* Problem to solve *
Tally the lines in these records that hold the string "JSON", and reply with the number alone.

* Records supplied *
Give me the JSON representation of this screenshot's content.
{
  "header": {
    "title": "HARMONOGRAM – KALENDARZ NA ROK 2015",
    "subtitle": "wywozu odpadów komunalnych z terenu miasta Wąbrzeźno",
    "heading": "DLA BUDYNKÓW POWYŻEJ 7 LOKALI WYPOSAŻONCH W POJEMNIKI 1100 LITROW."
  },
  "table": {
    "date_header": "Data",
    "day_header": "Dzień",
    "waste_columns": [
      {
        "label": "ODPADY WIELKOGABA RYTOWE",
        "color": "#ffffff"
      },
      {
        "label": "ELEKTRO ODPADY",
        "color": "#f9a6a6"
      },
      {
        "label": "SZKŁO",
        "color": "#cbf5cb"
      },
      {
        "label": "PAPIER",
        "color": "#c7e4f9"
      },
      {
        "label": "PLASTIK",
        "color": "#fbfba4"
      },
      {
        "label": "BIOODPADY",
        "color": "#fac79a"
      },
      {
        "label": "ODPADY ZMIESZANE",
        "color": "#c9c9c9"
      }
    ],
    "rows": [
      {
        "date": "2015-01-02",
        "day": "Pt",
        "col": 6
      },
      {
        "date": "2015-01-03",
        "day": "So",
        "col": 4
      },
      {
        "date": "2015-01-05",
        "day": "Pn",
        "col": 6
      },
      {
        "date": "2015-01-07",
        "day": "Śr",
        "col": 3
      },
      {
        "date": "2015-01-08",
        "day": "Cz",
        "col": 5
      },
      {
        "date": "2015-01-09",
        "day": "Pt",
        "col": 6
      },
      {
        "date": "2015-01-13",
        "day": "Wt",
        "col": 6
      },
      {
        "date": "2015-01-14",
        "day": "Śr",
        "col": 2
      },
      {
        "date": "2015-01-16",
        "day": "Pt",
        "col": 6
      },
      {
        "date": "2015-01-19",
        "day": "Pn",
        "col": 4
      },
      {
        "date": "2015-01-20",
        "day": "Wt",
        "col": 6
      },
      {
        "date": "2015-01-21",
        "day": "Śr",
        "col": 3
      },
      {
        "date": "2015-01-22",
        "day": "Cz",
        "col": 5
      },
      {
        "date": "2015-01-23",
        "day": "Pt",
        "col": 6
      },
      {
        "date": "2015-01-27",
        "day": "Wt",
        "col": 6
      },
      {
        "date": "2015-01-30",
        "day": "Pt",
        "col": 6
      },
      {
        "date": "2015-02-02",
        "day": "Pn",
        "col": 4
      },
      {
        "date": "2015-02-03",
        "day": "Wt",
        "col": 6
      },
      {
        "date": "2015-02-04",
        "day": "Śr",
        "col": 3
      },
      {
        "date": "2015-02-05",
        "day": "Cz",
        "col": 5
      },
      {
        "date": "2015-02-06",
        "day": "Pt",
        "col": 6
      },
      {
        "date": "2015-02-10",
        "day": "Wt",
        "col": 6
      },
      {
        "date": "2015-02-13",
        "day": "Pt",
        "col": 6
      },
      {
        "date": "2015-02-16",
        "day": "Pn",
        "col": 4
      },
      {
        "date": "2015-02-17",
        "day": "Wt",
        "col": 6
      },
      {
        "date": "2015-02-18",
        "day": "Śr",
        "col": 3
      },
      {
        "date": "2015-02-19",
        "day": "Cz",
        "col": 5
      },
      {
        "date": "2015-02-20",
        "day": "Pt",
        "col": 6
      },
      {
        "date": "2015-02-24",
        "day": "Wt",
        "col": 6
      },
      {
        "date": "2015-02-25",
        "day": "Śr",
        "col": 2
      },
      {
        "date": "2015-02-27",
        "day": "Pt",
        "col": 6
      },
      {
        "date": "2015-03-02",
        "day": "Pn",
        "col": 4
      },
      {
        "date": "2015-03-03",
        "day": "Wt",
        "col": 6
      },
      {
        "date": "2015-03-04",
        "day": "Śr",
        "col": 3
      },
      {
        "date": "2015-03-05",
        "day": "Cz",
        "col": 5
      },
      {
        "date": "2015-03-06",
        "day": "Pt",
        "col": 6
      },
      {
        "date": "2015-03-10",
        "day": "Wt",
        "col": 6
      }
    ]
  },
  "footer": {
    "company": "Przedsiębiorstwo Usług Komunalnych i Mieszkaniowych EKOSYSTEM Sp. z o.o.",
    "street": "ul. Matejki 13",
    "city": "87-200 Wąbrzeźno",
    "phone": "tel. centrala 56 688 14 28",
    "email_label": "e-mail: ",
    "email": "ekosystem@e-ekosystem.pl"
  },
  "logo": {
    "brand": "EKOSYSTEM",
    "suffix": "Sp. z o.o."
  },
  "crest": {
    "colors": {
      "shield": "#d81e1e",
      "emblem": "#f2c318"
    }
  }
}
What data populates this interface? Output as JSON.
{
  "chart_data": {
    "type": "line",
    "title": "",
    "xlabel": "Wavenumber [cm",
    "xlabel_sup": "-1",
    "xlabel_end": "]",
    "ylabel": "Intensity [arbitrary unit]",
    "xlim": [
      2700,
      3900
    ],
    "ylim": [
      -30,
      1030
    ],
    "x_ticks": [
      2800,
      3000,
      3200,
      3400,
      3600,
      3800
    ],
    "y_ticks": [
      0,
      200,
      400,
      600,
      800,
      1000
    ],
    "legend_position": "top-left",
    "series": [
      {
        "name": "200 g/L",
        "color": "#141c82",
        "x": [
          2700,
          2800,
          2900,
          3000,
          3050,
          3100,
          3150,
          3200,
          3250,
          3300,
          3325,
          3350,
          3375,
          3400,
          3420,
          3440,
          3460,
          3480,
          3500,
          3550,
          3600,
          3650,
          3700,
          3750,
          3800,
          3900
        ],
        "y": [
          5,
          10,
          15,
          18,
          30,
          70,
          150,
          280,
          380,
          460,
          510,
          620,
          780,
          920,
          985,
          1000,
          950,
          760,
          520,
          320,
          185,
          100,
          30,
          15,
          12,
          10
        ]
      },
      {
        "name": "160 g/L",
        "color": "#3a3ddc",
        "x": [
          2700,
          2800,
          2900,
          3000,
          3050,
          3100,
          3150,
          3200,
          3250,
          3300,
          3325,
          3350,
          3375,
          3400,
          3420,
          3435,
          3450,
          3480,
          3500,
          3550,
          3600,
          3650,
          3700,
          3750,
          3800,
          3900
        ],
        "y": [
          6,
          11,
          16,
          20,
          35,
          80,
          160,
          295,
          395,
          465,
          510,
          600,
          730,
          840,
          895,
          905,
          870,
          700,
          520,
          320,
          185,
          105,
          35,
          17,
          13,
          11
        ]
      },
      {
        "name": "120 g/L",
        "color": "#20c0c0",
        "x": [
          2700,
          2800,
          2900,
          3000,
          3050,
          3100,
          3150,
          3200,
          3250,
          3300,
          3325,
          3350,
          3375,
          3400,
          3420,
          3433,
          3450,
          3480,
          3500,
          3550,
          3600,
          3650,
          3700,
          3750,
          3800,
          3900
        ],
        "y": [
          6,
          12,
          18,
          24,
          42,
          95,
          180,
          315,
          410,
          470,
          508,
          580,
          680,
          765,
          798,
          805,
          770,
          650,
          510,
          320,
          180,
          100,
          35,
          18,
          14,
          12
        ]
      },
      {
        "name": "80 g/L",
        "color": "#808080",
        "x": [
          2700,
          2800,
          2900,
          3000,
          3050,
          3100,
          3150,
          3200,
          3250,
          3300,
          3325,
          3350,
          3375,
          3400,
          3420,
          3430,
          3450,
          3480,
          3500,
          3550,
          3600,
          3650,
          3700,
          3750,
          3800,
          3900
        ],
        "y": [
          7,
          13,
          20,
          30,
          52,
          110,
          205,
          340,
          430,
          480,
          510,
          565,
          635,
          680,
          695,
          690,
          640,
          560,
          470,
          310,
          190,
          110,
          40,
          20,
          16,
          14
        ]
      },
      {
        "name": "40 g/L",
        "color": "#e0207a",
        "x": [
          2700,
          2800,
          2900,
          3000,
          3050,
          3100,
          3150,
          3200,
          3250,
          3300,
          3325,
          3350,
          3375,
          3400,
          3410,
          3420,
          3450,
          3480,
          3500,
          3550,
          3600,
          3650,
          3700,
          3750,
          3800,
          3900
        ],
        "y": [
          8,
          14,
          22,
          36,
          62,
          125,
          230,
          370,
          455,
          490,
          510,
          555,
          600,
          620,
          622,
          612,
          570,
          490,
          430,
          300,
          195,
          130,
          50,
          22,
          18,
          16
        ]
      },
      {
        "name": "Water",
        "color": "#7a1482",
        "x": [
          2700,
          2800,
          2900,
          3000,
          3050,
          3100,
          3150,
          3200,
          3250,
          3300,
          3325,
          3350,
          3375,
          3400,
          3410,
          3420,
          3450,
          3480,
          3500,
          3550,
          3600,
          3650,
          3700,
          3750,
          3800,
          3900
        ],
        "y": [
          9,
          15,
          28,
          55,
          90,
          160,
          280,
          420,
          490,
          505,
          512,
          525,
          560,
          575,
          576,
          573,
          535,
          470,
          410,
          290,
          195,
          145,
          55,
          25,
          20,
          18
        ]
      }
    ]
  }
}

* Solution to this task *
2